[Data records]
┏━━
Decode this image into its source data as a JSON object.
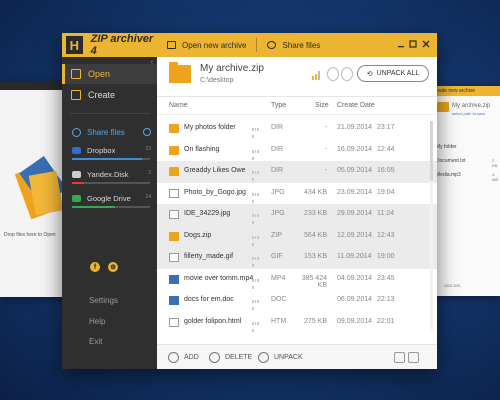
{
  "app": {
    "logo_letter": "H",
    "title": "ZIP archiver 4",
    "accent": "#ecb433"
  },
  "sidebar": {
    "open": "Open",
    "create": "Create",
    "share_files": "Share files",
    "clouds": [
      {
        "name": "Dropbox",
        "count": "23",
        "fill": 0.9,
        "color": "#3a8fd8"
      },
      {
        "name": "Yandex.Disk",
        "count": "2",
        "fill": 0.15,
        "color": "#e53935"
      },
      {
        "name": "Google Drive",
        "count": "14",
        "fill": 0.55,
        "color": "#34a853"
      }
    ],
    "settings": "Settings",
    "help": "Help",
    "exit": "Exit",
    "social": [
      "f",
      "⊕"
    ]
  },
  "topbar": {
    "open_new": "Open new archive",
    "share": "Share files"
  },
  "archive": {
    "name": "My archive.zip",
    "path": "C:\\desktop",
    "unpack_all": "UNPACK ALL"
  },
  "columns": {
    "name": "Name",
    "type": "Type",
    "size": "Size",
    "date": "Create Date"
  },
  "files": [
    {
      "name": "My photos folder",
      "type": "DIR",
      "size": "-",
      "date": "21.09.2014",
      "time": "23:17",
      "icon": "dir",
      "sel": false
    },
    {
      "name": "On flashing",
      "type": "DIR",
      "size": "-",
      "date": "16.09.2014",
      "time": "12:44",
      "icon": "dir",
      "sel": false
    },
    {
      "name": "Greaddy Likes Owe",
      "type": "DIR",
      "size": "-",
      "date": "05.09.2014",
      "time": "16:05",
      "icon": "dir",
      "sel": true
    },
    {
      "name": "Photo_by_Gogo.jpg",
      "type": "JPG",
      "size": "434 KB",
      "date": "23.09.2014",
      "time": "19:04",
      "icon": "file",
      "sel": false
    },
    {
      "name": "IDE_34229.jpg",
      "type": "JPG",
      "size": "233 KB",
      "date": "29.09.2014",
      "time": "11:24",
      "icon": "file",
      "sel": true
    },
    {
      "name": "Dogs.zip",
      "type": "ZIP",
      "size": "564 KB",
      "date": "12.09.2014",
      "time": "12:43",
      "icon": "zip",
      "sel": true
    },
    {
      "name": "fillerty_made.gif",
      "type": "GIF",
      "size": "153 KB",
      "date": "11.09.2014",
      "time": "19:00",
      "icon": "file",
      "sel": true
    },
    {
      "name": "movie over tomm.mp4",
      "type": "MP4",
      "size": "385 424 KB",
      "date": "04.09.2014",
      "time": "23:45",
      "icon": "media",
      "sel": false
    },
    {
      "name": "docs for em.doc",
      "type": "DOC",
      "size": "",
      "date": "06.09.2014",
      "time": "22:13",
      "icon": "media",
      "sel": false
    },
    {
      "name": "golder folipon.html",
      "type": "HTM",
      "size": "275 KB",
      "date": "09.09.2014",
      "time": "22:01",
      "icon": "file",
      "sel": false
    }
  ],
  "footer": {
    "add": "ADD",
    "delete": "DELETE",
    "unpack": "UNPACK"
  },
  "bg_left": {
    "drop_text": "Drop files here to Open"
  },
  "bg_right": {
    "topbar": "Create new archive",
    "title": "My archive.zip",
    "sub": "select path to save",
    "rows": [
      {
        "name": "My folder",
        "size": ""
      },
      {
        "name": "Document.txt",
        "size": "2 KB"
      },
      {
        "name": "Media.mp3",
        "size": "4 MB"
      }
    ],
    "foot": "ADD   DEL"
  }
}
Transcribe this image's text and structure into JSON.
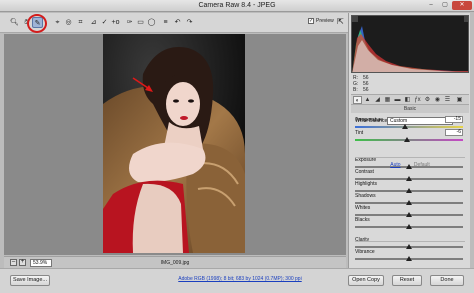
┗━━
◆ **AIM**: All the lines above are to be given again exactly as they read, with the pictures removed.

◆ **EXERCISE RESULT**:
Decode this image into its source data as a JSON object.
{
  "app": {
    "logo_letter": "H",
    "title": "ZIP archiver 4",
    "accent": "#ecb433"
  },
  "sidebar": {
    "open": "Open",
    "create": "Create",
    "share_files": "Share files",
    "clouds": [
      {
        "name": "Dropbox",
        "count": "23",
        "fill": 0.9,
        "color": "#3a8fd8"
      },
      {
        "name": "Yandex.Disk",
        "count": "2",
        "fill": 0.15,
        "color": "#e53935"
      },
      {
        "name": "Google Drive",
        "count": "14",
        "fill": 0.55,
        "color": "#34a853"
      }
    ],
    "settings": "Settings",
    "help": "Help",
    "exit": "Exit",
    "social": [
      "f",
      "⊕"
    ]
  },
  "topbar": {
    "open_new": "Open new archive",
    "share": "Share files"
  },
  "archive": {
    "name": "My archive.zip",
    "path": "C:\\desktop",
    "unpack_all": "UNPACK ALL"
  },
  "columns": {
    "name": "Name",
    "type": "Type",
    "size": "Size",
    "date": "Create Date"
  },
  "files": [
    {
      "name": "My photos folder",
      "type": "DIR",
      "size": "-",
      "date": "21.09.2014",
      "time": "23:17",
      "icon": "dir",
      "sel": false
    },
    {
      "name": "On flashing",
      "type": "DIR",
      "size": "-",
      "date": "16.09.2014",
      "time": "12:44",
      "icon": "dir",
      "sel": false
    },
    {
      "name": "Greaddy Likes Owe",
      "type": "DIR",
      "size": "-",
      "date": "05.09.2014",
      "time": "16:05",
      "icon": "dir",
      "sel": true
    },
    {
      "name": "Photo_by_Gogo.jpg",
      "type": "JPG",
      "size": "434 KB",
      "date": "23.09.2014",
      "time": "19:04",
      "icon": "file",
      "sel": false
    },
    {
      "name": "IDE_34229.jpg",
      "type": "JPG",
      "size": "233 KB",
      "date": "29.09.2014",
      "time": "11:24",
      "icon": "file",
      "sel": true
    },
    {
      "name": "Dogs.zip",
      "type": "ZIP",
      "size": "564 KB",
      "date": "12.09.2014",
      "time": "12:43",
      "icon": "zip",
      "sel": true
    },
    {
      "name": "fillerty_made.gif",
      "type": "GIF",
      "size": "153 KB",
      "date": "11.09.2014",
      "time": "19:00",
      "icon": "file",
      "sel": true
    },
    {
      "name": "movie over tomm.mp4",
      "type": "MP4",
      "size": "385 424 KB",
      "date": "04.09.2014",
      "time": "23:45",
      "icon": "media",
      "sel": false
    },
    {
      "name": "docs for em.doc",
      "type": "DOC",
      "size": "",
      "date": "06.09.2014",
      "time": "22:13",
      "icon": "media",
      "sel": false
    },
    {
      "name": "golder folipon.html",
      "type": "HTM",
      "size": "275 KB",
      "date": "09.09.2014",
      "time": "22:01",
      "icon": "file",
      "sel": false
    }
  ],
  "footer": {
    "add": "ADD",
    "delete": "DELETE",
    "unpack": "UNPACK"
  },
  "bg_left": {
    "drop_text": "Drop files here to Open"
  },
  "bg_right": {
    "topbar": "Create new archive",
    "title": "My archive.zip",
    "sub": "select path to save",
    "rows": [
      {
        "name": "My folder",
        "size": ""
      },
      {
        "name": "Document.txt",
        "size": "2 KB"
      },
      {
        "name": "Media.mp3",
        "size": "4 MB"
      }
    ],
    "foot": "ADD   DEL"
  }
}
Transcribe this image's text and structure into JSON.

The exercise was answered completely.